▸ Supplied entries:
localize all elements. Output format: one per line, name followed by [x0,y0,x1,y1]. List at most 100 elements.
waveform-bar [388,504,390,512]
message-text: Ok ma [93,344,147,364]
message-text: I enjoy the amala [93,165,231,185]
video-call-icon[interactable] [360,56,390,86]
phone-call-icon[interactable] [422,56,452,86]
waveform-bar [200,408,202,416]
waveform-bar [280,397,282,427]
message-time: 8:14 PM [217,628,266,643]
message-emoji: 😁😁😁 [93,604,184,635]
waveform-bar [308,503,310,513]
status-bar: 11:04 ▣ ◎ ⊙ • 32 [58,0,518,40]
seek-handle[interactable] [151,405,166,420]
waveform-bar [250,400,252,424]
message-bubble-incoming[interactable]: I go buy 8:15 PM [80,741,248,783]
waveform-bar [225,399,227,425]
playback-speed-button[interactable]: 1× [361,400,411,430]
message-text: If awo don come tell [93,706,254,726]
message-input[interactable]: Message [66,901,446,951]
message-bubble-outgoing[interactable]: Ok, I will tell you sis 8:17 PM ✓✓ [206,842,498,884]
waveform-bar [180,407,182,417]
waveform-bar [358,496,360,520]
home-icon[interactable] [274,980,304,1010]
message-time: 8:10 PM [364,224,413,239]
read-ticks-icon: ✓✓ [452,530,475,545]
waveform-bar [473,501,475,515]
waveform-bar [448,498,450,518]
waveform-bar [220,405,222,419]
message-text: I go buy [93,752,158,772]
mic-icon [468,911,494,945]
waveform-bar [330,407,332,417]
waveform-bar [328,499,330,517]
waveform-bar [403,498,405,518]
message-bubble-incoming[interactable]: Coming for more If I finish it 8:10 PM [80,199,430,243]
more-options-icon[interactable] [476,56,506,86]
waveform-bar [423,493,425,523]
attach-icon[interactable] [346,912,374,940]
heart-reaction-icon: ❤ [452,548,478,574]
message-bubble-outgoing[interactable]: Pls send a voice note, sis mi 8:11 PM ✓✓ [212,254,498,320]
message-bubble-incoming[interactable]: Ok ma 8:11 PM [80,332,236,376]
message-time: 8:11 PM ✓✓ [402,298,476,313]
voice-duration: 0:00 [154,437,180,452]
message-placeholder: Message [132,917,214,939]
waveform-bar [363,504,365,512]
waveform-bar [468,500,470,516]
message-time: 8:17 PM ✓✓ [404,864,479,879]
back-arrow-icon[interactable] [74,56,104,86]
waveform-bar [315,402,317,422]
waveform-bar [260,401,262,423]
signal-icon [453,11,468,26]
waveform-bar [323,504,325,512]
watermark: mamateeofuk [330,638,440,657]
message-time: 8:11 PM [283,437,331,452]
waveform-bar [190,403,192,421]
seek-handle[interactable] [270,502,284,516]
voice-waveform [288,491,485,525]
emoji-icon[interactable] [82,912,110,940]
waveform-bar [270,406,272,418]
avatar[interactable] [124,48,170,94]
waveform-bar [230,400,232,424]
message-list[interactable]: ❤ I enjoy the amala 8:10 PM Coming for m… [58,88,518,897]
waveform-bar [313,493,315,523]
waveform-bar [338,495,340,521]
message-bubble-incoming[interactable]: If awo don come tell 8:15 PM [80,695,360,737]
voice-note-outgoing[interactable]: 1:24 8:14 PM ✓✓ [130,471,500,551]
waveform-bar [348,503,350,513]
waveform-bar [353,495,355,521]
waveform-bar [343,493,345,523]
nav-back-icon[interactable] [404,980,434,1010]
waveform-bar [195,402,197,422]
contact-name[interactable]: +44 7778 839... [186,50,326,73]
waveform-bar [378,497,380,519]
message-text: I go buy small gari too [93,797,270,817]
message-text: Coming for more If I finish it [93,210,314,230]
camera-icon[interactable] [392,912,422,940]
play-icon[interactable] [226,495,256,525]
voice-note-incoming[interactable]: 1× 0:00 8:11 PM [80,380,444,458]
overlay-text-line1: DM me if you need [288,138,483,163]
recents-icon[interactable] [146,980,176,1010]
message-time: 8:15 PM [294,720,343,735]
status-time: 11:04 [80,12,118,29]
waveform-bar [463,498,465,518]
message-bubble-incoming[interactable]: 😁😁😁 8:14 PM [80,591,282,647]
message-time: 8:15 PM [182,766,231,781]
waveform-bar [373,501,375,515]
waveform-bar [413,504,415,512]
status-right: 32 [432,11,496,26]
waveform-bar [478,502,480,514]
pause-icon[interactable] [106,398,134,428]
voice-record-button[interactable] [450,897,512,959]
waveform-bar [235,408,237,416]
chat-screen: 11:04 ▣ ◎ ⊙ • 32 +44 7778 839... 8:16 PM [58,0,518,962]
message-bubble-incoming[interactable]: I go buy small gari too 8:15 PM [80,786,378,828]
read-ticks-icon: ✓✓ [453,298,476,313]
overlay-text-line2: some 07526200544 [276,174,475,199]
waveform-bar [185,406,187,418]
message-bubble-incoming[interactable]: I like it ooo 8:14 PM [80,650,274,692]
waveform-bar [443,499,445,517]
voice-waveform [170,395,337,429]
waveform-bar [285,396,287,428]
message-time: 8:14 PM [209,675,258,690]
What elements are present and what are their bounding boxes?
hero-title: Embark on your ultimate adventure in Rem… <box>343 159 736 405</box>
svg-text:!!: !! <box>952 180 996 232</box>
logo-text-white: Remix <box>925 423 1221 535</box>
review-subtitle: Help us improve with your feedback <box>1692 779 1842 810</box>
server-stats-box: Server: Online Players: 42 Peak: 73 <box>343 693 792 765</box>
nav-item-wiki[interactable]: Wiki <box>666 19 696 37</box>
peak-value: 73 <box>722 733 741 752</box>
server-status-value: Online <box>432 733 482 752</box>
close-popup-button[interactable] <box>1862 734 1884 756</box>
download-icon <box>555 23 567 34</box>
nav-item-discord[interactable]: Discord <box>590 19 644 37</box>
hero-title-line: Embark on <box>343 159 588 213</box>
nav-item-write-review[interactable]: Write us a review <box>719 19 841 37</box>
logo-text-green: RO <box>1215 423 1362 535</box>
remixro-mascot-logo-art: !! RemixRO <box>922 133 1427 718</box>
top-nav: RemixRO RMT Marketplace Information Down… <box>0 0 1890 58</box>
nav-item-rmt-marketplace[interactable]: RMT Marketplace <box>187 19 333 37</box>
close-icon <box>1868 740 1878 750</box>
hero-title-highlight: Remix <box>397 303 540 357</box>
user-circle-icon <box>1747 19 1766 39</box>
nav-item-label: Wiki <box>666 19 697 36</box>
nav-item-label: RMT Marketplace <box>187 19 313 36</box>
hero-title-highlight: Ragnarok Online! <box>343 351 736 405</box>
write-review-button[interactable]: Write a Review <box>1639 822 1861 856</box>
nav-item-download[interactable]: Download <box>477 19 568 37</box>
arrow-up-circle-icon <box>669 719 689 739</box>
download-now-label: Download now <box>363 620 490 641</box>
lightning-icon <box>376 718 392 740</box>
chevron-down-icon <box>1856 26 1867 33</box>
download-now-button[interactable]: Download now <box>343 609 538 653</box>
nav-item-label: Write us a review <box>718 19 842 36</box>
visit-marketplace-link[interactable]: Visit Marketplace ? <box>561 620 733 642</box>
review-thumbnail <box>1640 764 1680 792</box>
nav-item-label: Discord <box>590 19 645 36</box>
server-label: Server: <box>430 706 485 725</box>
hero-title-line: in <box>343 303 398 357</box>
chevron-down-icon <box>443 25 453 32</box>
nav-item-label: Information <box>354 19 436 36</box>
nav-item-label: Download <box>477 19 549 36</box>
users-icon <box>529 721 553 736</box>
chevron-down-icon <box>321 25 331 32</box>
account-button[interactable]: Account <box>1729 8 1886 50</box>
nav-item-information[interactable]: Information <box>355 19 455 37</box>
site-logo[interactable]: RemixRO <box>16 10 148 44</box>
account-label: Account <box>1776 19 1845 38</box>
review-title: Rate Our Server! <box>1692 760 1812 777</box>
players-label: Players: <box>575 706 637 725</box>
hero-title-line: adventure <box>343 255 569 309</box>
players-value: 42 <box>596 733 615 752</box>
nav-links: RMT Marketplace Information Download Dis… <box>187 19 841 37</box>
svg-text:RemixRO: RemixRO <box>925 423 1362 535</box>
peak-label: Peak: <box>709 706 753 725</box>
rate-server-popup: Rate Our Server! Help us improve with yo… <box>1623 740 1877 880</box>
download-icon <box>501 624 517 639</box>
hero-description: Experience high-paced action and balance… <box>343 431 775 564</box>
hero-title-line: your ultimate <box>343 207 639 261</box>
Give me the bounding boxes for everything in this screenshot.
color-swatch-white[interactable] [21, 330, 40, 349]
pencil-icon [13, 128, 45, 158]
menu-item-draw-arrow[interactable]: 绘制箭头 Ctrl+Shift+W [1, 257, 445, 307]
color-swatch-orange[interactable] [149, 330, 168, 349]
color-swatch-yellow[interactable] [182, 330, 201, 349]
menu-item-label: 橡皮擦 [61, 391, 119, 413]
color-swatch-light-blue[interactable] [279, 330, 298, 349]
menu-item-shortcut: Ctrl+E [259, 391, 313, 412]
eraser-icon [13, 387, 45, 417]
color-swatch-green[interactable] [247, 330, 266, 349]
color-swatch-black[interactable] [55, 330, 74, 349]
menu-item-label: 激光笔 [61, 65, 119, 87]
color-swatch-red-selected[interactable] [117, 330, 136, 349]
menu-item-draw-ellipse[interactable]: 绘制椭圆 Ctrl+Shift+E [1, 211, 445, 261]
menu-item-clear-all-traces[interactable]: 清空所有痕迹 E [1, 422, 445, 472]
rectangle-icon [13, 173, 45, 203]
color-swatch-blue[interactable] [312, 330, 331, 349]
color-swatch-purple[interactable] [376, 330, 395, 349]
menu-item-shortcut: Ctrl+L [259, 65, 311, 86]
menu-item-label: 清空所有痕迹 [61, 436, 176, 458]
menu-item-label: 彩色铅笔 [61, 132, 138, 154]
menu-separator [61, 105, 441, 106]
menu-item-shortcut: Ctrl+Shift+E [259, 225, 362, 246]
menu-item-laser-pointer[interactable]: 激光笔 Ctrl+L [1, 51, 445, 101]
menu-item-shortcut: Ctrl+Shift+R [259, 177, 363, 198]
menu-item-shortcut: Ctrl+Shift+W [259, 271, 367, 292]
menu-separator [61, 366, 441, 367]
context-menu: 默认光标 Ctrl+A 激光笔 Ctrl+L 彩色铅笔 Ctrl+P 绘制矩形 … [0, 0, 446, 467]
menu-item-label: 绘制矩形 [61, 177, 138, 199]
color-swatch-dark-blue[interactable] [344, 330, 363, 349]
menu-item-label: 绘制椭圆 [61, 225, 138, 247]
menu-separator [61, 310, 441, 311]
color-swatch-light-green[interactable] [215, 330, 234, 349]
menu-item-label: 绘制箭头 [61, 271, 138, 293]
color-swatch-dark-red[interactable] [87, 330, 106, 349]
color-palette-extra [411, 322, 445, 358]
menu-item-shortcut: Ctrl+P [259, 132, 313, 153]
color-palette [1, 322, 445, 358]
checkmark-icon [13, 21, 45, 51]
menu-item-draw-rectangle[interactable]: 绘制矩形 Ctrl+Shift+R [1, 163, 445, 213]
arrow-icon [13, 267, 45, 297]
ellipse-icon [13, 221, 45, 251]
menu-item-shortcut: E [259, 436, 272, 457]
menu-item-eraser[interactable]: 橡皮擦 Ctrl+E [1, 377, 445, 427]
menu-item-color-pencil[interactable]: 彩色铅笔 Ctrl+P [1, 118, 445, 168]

▸ Your task: Turn the entries from their start through the line containing "waveform-bar [280,397,282,427]" into a numbered list, omitting any blank lines.

▸ Answer for the task:
1. localize all elements. Output format: one per line, name followed by [x0,y0,x1,y1]. List at most 100 elements.
2. waveform-bar [388,504,390,512]
3. message-text: Ok ma [93,344,147,364]
4. message-text: I enjoy the amala [93,165,231,185]
5. video-call-icon[interactable] [360,56,390,86]
6. phone-call-icon[interactable] [422,56,452,86]
7. waveform-bar [200,408,202,416]
8. waveform-bar [280,397,282,427]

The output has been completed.